▽

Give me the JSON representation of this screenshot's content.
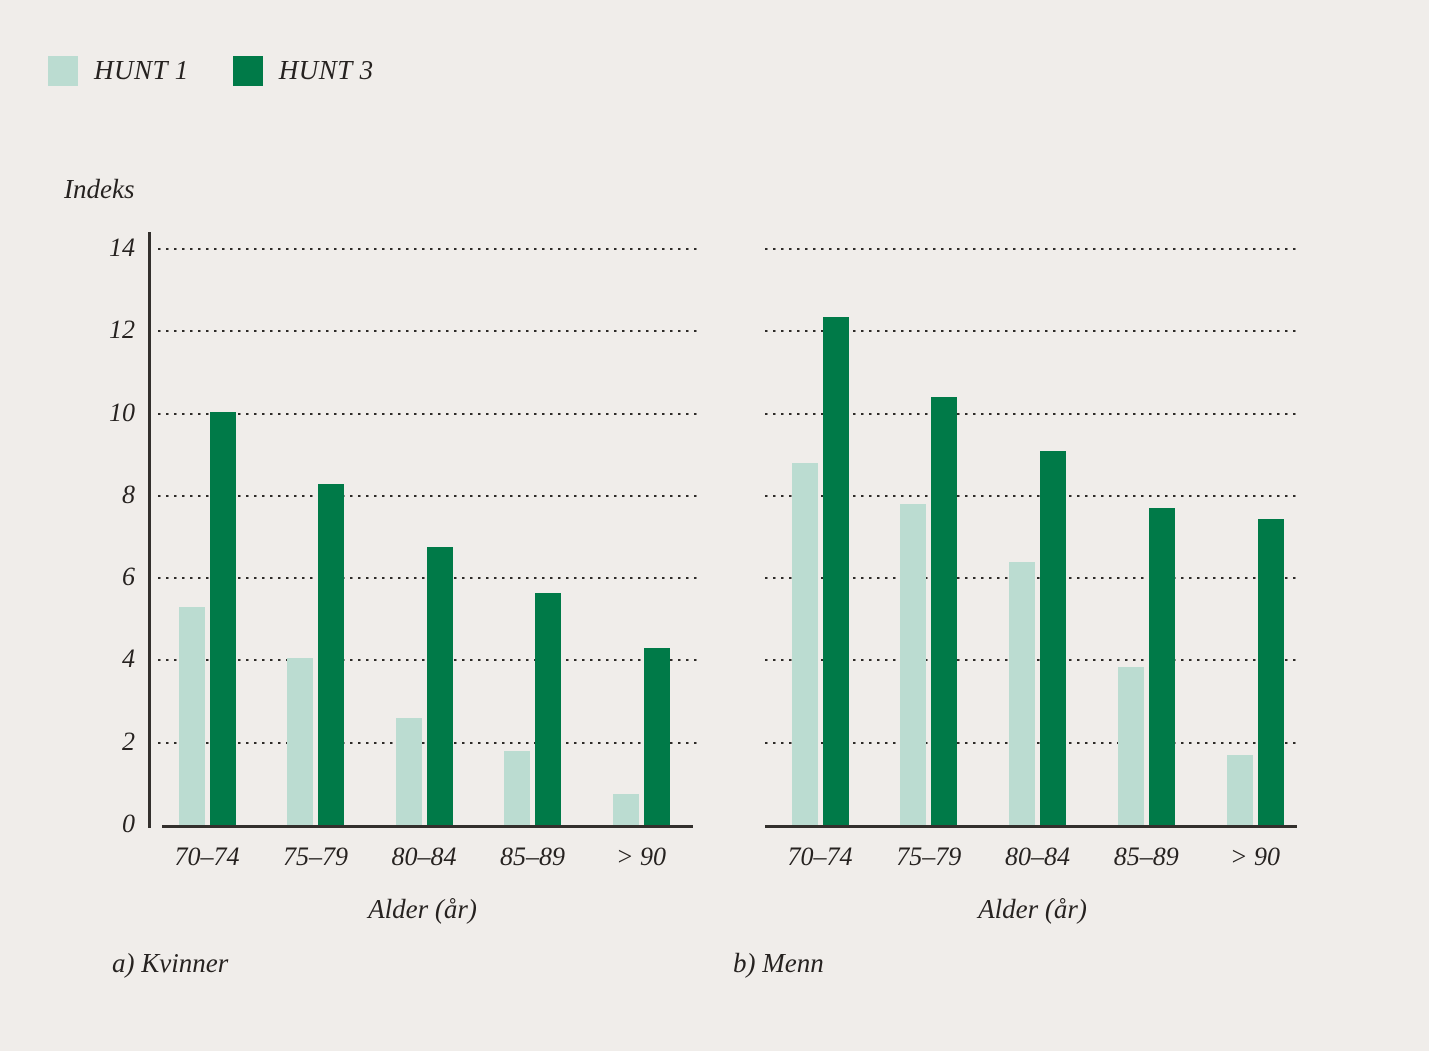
{
  "colors": {
    "background": "#F0EDEA",
    "hunt1": "#BBDCD1",
    "hunt3": "#007A48",
    "axis": "#33302D",
    "grid_dots": "#2E2B28",
    "text": "#262220"
  },
  "legend": {
    "items": [
      {
        "label": "HUNT 1",
        "color": "#BBDCD1"
      },
      {
        "label": "HUNT 3",
        "color": "#007A48"
      }
    ]
  },
  "y_axis_title": "Indeks",
  "chart_data": [
    {
      "type": "bar",
      "title": "a) Kvinner",
      "xlabel": "Alder (år)",
      "ylabel": "Indeks",
      "ylim": [
        0,
        14
      ],
      "yticks": [
        0,
        2,
        4,
        6,
        8,
        10,
        12,
        14
      ],
      "grid": "horizontal-dotted",
      "legend_position": "top-left",
      "categories": [
        "70–74",
        "75–79",
        "80–84",
        "85–89",
        "> 90"
      ],
      "series": [
        {
          "name": "HUNT 1",
          "color": "#BBDCD1",
          "values": [
            5.3,
            4.05,
            2.6,
            1.8,
            0.75
          ]
        },
        {
          "name": "HUNT 3",
          "color": "#007A48",
          "values": [
            10.05,
            8.3,
            6.75,
            5.65,
            4.3
          ]
        }
      ]
    },
    {
      "type": "bar",
      "title": "b) Menn",
      "xlabel": "Alder (år)",
      "ylabel": "Indeks",
      "ylim": [
        0,
        14
      ],
      "yticks": [
        0,
        2,
        4,
        6,
        8,
        10,
        12,
        14
      ],
      "grid": "horizontal-dotted",
      "legend_position": "top-left",
      "categories": [
        "70–74",
        "75–79",
        "80–84",
        "85–89",
        "> 90"
      ],
      "series": [
        {
          "name": "HUNT 1",
          "color": "#BBDCD1",
          "values": [
            8.8,
            7.8,
            6.4,
            3.85,
            1.7
          ]
        },
        {
          "name": "HUNT 3",
          "color": "#007A48",
          "values": [
            12.35,
            10.4,
            9.1,
            7.7,
            7.45
          ]
        }
      ]
    }
  ]
}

△

Stated exercise: Copy out all the records exactly, excluding pictures.

Exercise result:
Give me the JSON representation of this screenshot's content.
{
  "colors": {
    "background": "#F0EDEA",
    "hunt1": "#BBDCD1",
    "hunt3": "#007A48",
    "axis": "#33302D",
    "grid_dots": "#2E2B28",
    "text": "#262220"
  },
  "legend": {
    "items": [
      {
        "label": "HUNT 1",
        "color": "#BBDCD1"
      },
      {
        "label": "HUNT 3",
        "color": "#007A48"
      }
    ]
  },
  "y_axis_title": "Indeks",
  "chart_data": [
    {
      "type": "bar",
      "title": "a) Kvinner",
      "xlabel": "Alder (år)",
      "ylabel": "Indeks",
      "ylim": [
        0,
        14
      ],
      "yticks": [
        0,
        2,
        4,
        6,
        8,
        10,
        12,
        14
      ],
      "grid": "horizontal-dotted",
      "legend_position": "top-left",
      "categories": [
        "70–74",
        "75–79",
        "80–84",
        "85–89",
        "> 90"
      ],
      "series": [
        {
          "name": "HUNT 1",
          "color": "#BBDCD1",
          "values": [
            5.3,
            4.05,
            2.6,
            1.8,
            0.75
          ]
        },
        {
          "name": "HUNT 3",
          "color": "#007A48",
          "values": [
            10.05,
            8.3,
            6.75,
            5.65,
            4.3
          ]
        }
      ]
    },
    {
      "type": "bar",
      "title": "b) Menn",
      "xlabel": "Alder (år)",
      "ylabel": "Indeks",
      "ylim": [
        0,
        14
      ],
      "yticks": [
        0,
        2,
        4,
        6,
        8,
        10,
        12,
        14
      ],
      "grid": "horizontal-dotted",
      "legend_position": "top-left",
      "categories": [
        "70–74",
        "75–79",
        "80–84",
        "85–89",
        "> 90"
      ],
      "series": [
        {
          "name": "HUNT 1",
          "color": "#BBDCD1",
          "values": [
            8.8,
            7.8,
            6.4,
            3.85,
            1.7
          ]
        },
        {
          "name": "HUNT 3",
          "color": "#007A48",
          "values": [
            12.35,
            10.4,
            9.1,
            7.7,
            7.45
          ]
        }
      ]
    }
  ]
}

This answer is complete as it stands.